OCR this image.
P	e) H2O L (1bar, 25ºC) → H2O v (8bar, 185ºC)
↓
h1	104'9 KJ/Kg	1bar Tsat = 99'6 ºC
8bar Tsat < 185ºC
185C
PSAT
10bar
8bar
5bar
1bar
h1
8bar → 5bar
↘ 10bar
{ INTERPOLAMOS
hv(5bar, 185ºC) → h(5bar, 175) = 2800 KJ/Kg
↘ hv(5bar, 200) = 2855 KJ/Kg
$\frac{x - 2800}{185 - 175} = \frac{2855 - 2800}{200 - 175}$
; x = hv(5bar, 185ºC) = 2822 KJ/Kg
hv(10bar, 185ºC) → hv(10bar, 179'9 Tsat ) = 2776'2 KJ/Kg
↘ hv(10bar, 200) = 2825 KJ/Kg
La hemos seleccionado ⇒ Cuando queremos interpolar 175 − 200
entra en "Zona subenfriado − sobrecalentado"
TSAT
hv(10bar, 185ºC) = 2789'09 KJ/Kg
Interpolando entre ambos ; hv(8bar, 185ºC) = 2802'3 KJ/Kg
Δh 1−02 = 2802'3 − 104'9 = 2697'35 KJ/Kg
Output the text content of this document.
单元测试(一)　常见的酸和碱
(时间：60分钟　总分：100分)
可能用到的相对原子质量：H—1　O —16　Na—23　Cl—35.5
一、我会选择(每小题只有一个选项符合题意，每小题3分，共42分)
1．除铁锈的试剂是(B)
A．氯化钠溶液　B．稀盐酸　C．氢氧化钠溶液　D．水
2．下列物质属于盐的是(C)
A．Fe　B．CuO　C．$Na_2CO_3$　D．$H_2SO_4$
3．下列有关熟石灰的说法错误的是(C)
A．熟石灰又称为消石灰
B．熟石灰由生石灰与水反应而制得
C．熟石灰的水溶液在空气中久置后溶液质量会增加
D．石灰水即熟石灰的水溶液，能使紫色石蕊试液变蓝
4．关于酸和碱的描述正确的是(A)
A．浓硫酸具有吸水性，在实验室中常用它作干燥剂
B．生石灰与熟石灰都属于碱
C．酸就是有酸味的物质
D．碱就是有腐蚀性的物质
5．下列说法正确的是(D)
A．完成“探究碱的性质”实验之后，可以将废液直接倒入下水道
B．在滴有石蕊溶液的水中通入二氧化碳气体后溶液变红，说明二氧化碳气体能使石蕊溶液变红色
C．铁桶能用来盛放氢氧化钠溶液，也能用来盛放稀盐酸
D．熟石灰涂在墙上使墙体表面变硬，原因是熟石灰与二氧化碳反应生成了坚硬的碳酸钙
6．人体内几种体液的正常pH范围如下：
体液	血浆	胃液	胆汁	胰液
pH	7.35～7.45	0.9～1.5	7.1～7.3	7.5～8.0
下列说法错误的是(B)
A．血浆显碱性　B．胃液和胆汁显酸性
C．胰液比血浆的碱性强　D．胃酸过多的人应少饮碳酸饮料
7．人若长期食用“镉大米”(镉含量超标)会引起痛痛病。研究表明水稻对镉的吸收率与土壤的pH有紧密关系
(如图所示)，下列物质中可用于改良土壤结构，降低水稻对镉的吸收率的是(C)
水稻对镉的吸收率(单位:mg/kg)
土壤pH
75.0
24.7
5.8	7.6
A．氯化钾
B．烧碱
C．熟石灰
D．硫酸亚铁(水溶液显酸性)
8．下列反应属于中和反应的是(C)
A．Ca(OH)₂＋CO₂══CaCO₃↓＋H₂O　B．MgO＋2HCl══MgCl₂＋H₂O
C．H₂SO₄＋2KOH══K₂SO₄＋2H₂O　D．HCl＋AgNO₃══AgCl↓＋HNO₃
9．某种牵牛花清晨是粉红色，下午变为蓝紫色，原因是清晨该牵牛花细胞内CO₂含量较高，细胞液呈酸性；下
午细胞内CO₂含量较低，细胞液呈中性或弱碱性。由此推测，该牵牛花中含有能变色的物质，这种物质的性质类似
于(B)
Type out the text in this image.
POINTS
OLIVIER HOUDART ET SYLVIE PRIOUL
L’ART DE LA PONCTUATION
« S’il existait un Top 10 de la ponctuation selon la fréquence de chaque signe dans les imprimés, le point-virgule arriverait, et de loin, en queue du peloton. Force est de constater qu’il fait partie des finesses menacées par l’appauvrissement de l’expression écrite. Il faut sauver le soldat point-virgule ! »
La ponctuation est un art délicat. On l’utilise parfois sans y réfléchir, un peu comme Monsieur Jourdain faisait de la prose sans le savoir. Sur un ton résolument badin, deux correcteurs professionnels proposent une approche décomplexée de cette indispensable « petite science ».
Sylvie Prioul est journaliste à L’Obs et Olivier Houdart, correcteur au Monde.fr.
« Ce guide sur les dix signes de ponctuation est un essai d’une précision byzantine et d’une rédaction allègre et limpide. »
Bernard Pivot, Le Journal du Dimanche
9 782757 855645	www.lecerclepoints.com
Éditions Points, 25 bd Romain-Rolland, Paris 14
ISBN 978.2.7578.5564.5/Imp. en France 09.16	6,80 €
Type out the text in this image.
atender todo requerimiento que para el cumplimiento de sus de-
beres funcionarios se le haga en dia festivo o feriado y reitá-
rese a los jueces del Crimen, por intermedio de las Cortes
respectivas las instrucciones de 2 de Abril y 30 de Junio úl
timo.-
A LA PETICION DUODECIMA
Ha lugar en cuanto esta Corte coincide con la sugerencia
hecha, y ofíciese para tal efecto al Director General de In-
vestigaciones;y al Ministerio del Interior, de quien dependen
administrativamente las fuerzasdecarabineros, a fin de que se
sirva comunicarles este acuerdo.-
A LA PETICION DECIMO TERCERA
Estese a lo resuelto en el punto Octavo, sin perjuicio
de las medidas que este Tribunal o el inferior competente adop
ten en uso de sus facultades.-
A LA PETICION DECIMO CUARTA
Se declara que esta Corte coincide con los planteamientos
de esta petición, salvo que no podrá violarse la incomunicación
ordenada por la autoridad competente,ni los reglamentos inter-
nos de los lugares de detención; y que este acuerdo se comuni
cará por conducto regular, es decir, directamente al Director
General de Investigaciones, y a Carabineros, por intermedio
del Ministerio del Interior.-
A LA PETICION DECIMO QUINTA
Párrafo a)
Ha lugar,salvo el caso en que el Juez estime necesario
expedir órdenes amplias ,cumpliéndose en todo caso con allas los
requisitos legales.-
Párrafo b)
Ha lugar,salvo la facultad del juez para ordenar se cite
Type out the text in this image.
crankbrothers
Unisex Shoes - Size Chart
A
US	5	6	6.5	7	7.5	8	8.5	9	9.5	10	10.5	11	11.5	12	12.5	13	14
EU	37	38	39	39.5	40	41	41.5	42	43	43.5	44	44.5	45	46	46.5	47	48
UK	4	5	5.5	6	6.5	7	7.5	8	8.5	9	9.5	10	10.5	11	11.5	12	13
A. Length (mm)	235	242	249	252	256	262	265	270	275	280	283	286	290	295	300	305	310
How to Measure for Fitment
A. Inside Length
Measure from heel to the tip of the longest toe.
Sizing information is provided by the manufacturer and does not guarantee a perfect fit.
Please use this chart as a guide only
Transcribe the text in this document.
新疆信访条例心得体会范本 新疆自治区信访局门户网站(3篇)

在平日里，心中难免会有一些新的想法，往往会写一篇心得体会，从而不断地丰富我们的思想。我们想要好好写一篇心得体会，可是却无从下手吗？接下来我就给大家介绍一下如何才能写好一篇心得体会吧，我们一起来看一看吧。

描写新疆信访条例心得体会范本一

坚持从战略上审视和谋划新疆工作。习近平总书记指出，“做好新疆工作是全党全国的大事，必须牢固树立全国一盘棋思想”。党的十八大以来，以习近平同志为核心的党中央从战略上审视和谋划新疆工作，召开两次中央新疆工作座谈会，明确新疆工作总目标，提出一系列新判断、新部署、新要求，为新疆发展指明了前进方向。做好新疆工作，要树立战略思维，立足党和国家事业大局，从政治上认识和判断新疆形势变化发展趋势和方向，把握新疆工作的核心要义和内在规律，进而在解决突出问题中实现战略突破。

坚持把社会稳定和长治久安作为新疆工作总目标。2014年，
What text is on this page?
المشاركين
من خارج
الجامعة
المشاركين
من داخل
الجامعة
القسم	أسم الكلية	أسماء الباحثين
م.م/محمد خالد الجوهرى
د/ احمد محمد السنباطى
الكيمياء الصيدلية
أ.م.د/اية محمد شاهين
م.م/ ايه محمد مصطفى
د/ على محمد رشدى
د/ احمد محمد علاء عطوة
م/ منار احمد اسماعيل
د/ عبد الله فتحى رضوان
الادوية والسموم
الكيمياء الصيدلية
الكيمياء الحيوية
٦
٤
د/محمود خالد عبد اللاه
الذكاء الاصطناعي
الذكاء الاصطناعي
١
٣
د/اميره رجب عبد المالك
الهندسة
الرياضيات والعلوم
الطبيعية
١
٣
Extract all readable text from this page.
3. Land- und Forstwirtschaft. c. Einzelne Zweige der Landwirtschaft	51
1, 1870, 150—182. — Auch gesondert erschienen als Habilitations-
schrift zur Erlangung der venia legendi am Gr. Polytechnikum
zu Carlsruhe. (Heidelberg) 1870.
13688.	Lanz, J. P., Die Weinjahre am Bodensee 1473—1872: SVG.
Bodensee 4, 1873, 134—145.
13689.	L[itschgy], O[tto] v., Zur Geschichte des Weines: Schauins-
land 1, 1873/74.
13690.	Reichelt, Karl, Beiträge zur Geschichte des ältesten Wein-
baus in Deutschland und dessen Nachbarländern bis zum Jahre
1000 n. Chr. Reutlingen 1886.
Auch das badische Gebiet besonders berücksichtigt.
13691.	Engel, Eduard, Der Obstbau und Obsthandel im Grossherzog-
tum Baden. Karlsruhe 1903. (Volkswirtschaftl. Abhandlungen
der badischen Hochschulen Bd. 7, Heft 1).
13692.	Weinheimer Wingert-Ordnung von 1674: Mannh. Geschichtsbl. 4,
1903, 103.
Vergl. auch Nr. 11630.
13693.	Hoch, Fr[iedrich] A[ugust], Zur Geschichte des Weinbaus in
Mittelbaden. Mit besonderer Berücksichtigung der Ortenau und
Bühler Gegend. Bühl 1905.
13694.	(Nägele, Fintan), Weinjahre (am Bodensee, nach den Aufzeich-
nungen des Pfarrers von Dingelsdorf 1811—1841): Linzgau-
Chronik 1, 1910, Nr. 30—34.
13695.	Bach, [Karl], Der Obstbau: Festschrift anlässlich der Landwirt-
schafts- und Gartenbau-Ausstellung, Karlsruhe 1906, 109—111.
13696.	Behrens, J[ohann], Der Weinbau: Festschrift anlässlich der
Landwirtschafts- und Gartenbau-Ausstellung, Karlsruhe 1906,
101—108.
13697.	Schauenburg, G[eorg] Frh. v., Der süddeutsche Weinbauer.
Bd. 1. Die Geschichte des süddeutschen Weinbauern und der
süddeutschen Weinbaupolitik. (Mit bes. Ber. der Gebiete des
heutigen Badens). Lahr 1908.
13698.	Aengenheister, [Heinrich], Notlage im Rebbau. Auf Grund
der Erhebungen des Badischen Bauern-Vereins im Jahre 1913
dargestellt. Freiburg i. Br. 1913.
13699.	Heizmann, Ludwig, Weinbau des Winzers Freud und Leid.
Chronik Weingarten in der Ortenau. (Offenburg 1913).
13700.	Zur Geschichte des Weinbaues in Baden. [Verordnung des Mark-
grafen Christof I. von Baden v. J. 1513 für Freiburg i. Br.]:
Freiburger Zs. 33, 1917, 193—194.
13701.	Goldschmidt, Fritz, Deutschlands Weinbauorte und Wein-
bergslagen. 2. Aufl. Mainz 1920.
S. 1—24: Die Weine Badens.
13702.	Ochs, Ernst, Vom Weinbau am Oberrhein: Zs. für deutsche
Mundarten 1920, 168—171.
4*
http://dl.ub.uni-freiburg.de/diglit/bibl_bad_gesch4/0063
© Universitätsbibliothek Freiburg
□ □ □
In the entries above, find each line with the word "competente" and copy it.

de las medidas que este Tribunal o el inferior competente adop
ordenada por la autoridad competente,ni los reglamentos inter-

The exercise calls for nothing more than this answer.